## DATA ENTRIES:
--- START ---

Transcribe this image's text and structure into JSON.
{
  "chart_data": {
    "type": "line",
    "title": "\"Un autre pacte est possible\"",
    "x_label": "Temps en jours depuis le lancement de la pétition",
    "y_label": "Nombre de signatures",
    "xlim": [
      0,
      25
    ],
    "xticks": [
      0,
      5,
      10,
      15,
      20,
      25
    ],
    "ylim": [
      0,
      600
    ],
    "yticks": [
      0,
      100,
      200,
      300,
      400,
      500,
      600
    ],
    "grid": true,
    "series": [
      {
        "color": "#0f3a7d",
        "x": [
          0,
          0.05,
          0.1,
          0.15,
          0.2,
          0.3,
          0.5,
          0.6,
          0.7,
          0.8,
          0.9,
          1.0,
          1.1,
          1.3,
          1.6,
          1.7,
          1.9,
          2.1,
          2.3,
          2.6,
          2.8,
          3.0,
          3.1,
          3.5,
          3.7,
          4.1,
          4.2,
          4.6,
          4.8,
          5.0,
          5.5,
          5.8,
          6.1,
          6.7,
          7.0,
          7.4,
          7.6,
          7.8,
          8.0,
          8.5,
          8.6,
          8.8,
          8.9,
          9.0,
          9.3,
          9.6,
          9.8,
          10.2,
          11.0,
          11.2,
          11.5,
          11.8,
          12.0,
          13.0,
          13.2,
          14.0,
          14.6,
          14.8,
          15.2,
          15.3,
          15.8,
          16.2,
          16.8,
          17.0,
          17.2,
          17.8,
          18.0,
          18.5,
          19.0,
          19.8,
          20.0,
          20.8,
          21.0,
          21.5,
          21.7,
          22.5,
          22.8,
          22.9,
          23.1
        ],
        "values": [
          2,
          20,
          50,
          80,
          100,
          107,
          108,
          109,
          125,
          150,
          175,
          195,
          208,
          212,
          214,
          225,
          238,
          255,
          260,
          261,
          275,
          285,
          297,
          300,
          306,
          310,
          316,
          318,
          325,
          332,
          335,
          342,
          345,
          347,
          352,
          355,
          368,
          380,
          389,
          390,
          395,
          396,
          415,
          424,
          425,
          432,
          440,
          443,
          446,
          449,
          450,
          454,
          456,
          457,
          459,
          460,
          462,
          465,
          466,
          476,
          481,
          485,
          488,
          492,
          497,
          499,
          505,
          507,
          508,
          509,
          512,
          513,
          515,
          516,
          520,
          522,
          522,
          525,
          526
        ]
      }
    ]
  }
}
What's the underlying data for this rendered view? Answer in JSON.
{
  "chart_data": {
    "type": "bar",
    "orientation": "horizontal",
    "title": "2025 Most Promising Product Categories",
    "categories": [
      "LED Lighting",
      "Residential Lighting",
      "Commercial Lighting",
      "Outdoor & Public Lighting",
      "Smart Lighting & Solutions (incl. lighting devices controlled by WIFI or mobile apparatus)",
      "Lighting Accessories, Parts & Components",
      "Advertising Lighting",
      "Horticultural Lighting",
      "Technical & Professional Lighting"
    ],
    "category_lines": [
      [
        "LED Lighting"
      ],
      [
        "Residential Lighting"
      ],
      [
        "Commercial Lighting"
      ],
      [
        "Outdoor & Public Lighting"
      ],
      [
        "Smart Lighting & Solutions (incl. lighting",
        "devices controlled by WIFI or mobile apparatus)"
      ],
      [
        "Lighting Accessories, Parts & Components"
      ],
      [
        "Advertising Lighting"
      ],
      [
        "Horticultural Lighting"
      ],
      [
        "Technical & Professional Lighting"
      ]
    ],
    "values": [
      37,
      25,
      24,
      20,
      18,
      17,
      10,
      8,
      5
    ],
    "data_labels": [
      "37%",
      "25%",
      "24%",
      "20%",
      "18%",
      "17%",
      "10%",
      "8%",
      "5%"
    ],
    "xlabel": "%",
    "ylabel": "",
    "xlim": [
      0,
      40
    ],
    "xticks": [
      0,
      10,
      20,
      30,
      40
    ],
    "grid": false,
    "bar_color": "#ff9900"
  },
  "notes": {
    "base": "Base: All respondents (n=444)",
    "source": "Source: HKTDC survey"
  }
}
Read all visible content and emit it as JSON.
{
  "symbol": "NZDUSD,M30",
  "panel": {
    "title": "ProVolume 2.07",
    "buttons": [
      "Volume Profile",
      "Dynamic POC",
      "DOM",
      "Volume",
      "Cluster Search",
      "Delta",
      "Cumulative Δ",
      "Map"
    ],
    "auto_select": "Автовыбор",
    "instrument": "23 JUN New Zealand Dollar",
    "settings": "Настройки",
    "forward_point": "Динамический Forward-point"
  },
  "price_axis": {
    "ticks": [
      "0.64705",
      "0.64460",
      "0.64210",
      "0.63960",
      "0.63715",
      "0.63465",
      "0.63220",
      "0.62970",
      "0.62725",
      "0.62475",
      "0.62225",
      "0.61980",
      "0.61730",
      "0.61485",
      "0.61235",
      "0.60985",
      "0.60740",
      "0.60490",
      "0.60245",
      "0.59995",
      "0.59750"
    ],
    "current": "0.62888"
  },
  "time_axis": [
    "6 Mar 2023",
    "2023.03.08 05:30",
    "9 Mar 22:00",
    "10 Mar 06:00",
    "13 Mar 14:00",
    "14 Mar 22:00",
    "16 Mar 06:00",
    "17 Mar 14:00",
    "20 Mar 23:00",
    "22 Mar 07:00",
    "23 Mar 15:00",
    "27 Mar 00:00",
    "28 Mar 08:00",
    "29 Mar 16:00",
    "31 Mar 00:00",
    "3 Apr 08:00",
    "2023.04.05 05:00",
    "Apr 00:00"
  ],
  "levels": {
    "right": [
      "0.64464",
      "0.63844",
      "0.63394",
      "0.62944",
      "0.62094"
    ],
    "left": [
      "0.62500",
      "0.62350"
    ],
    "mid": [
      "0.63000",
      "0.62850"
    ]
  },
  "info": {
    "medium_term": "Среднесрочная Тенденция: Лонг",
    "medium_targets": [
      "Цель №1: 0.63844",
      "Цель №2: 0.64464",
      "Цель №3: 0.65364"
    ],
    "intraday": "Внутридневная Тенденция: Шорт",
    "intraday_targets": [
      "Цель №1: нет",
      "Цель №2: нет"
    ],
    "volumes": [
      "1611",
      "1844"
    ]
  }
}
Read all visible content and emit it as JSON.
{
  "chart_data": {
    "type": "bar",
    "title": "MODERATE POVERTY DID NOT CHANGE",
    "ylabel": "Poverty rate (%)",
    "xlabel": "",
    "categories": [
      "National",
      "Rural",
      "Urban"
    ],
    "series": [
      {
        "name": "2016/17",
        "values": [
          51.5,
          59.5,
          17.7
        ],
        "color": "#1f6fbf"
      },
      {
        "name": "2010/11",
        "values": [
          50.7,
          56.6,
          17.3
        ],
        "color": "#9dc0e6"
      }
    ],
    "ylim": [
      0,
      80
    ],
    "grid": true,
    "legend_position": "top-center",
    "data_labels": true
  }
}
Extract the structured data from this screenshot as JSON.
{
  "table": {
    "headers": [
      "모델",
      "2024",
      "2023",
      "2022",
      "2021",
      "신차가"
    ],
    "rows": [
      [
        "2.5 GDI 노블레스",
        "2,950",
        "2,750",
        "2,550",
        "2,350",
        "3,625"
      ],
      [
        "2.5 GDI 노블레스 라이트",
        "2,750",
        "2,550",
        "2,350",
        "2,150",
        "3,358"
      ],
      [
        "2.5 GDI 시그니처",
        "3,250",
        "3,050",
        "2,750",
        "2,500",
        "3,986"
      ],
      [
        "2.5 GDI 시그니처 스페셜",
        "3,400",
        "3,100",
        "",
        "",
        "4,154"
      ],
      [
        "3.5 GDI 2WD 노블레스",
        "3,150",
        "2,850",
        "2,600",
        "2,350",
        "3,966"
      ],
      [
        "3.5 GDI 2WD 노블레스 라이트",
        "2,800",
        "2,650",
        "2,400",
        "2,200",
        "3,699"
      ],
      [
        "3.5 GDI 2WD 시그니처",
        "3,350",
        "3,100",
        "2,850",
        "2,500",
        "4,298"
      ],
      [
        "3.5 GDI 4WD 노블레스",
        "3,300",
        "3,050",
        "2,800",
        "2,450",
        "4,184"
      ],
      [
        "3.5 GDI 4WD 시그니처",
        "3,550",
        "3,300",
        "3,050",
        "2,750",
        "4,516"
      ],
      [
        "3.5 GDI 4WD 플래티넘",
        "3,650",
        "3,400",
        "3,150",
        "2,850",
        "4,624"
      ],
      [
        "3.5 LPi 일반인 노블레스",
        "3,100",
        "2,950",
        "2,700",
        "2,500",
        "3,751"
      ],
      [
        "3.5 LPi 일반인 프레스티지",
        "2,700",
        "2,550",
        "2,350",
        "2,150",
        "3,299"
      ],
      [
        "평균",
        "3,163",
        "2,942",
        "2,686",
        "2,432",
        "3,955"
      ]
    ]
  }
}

--- END ---

## TASK STATEMENT:
Working from the listing above, pick out every line that has "Advertising" and copy it.

## TASK OUTPUT:
      "Advertising Lighting",
        "Advertising Lighting"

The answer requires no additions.